Objective> Transcribe all of the material exactly. Any picture in it should be left out.

(Data excerpts)
----
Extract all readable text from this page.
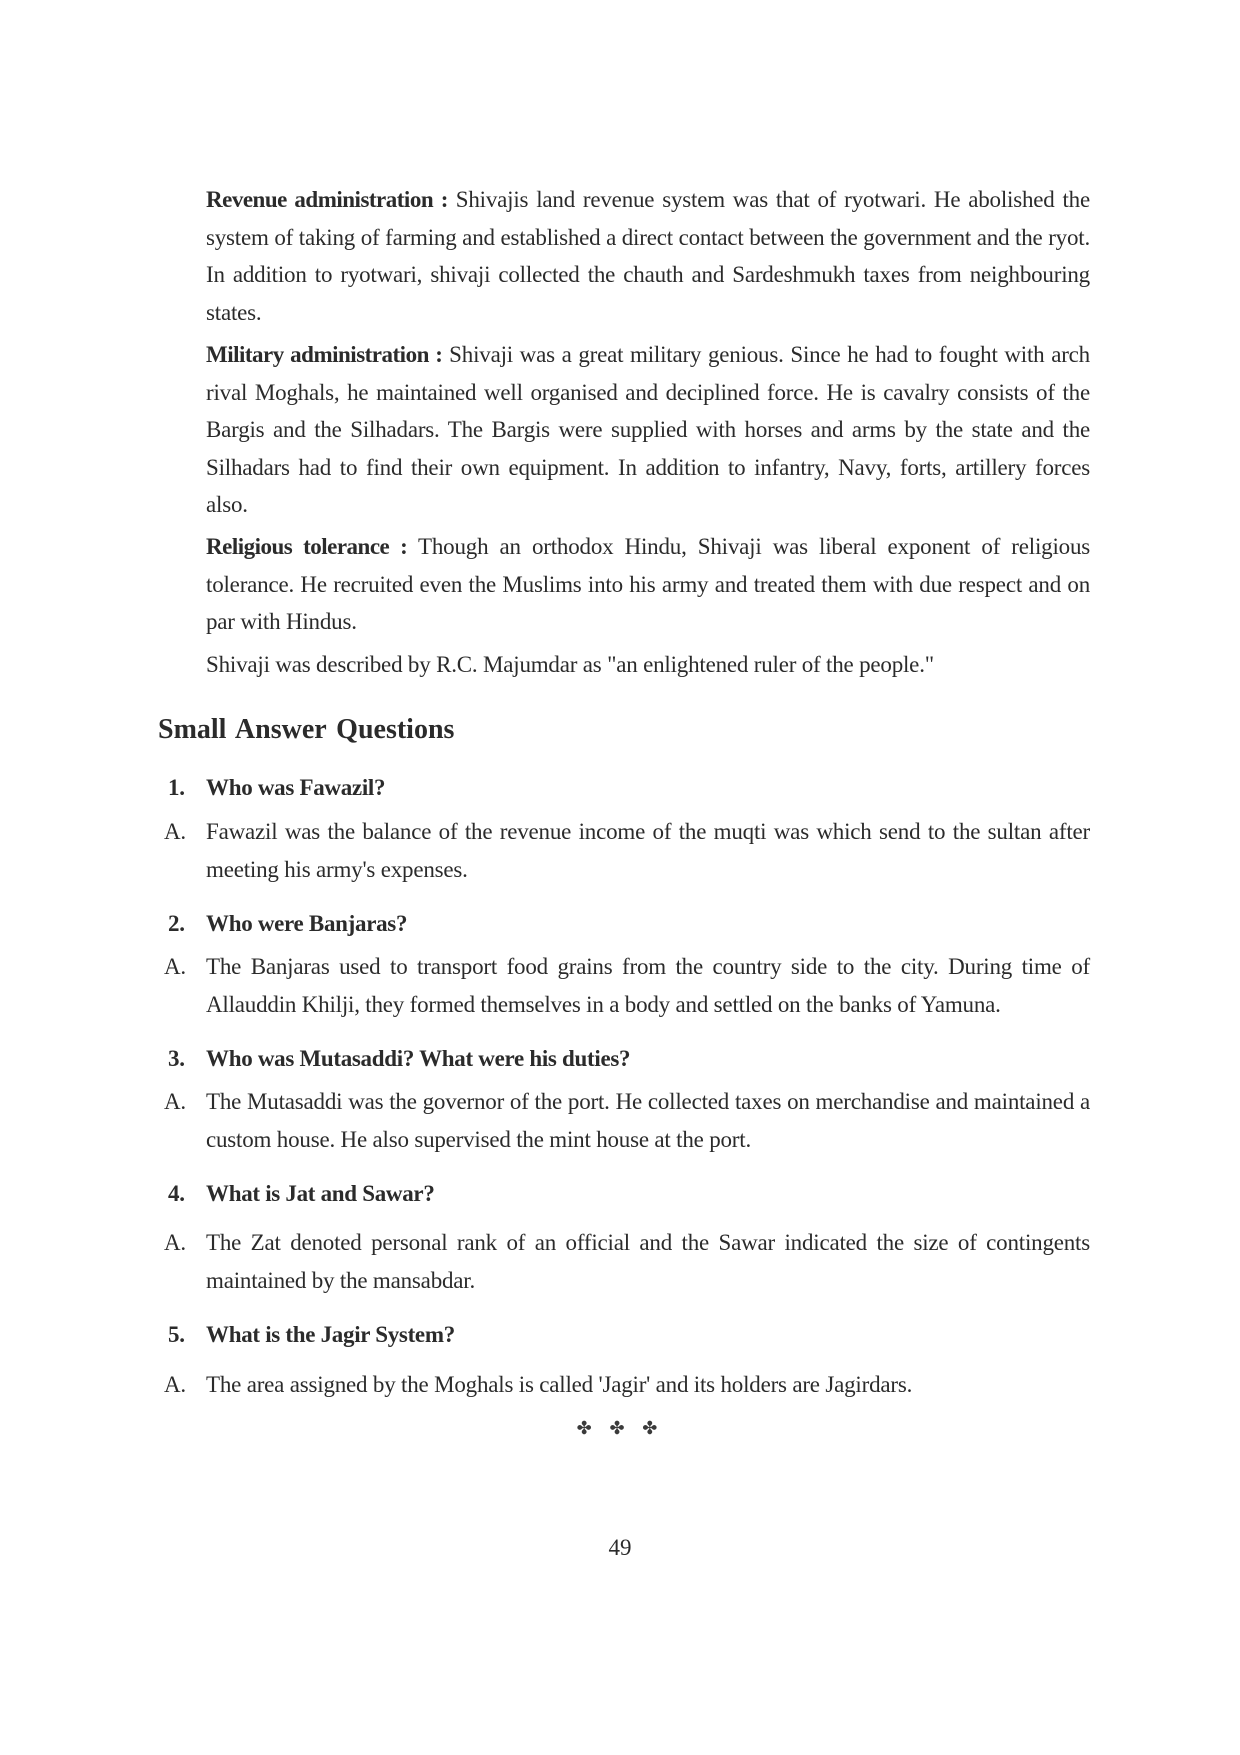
Revenue administration : Shivajis land revenue system was that of ryotwari. He abolished the system of taking of farming and established a direct contact between the government and the ryot. In addition to ryotwari, shivaji collected the chauth and Sardeshmukh taxes from neighbouring states.
Military administration : Shivaji was a great military genious. Since he had to fought with arch rival Moghals, he maintained well organised and deciplined force. He is cavalry consists of the Bargis and the Silhadars. The Bargis were supplied with horses and arms by the state and the Silhadars had to find their own equipment. In addition to infantry, Navy, forts, artillery forces also.
Religious tolerance : Though an orthodox Hindu, Shivaji was liberal exponent of religious tolerance. He recruited even the Muslims into his army and treated them with due respect and on par with Hindus.
Shivaji was described by R.C. Majumdar as "an enlightened ruler of the people."
Small Answer Questions
1. Who was Fawazil?
A. Fawazil was the balance of the revenue income of the muqti was which send to the sultan after meeting his army's expenses.
2. Who were Banjaras?
A. The Banjaras used to transport food grains from the country side to the city. During time of Allauddin Khilji, they formed themselves in a body and settled on the banks of Yamuna.
3. Who was Mutasaddi? What were his duties?
A. The Mutasaddi was the governor of the port. He collected taxes on merchandise and maintained a custom house. He also supervised the mint house at the port.
4. What is Jat and Sawar?
A. The Zat denoted personal rank of an official and the Sawar indicated the size of contingents maintained by the mansabdar.
5. What is the Jagir System?
A. The area assigned by the Moghals is called 'Jagir' and its holders are Jagirdars.
✤ ✤ ✤
49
----
Result>
Extract all readable text from this page.
Revenue administration : Shivajis land revenue system was that of ryotwari. He abolished the system of taking of farming and established a direct contact between the government and the ryot. In addition to ryotwari, shivaji collected the chauth and Sardeshmukh taxes from neighbouring states.
Military administration : Shivaji was a great military genious. Since he had to fought with arch rival Moghals, he maintained well organised and deciplined force. He is cavalry consists of the Bargis and the Silhadars. The Bargis were supplied with horses and arms by the state and the Silhadars had to find their own equipment. In addition to infantry, Navy, forts, artillery forces also.
Religious tolerance : Though an orthodox Hindu, Shivaji was liberal exponent of religious tolerance. He recruited even the Muslims into his army and treated them with due respect and on par with Hindus.
Shivaji was described by R.C. Majumdar as "an enlightened ruler of the people."
Small Answer Questions
1. Who was Fawazil?
A. Fawazil was the balance of the revenue income of the muqti was which send to the sultan after meeting his army's expenses.
2. Who were Banjaras?
A. The Banjaras used to transport food grains from the country side to the city. During time of Allauddin Khilji, they formed themselves in a body and settled on the banks of Yamuna.
3. Who was Mutasaddi? What were his duties?
A. The Mutasaddi was the governor of the port. He collected taxes on merchandise and maintained a custom house. He also supervised the mint house at the port.
4. What is Jat and Sawar?
A. The Zat denoted personal rank of an official and the Sawar indicated the size of contingents maintained by the mansabdar.
5. What is the Jagir System?
A. The area assigned by the Moghals is called 'Jagir' and its holders are Jagirdars.
✤ ✤ ✤
49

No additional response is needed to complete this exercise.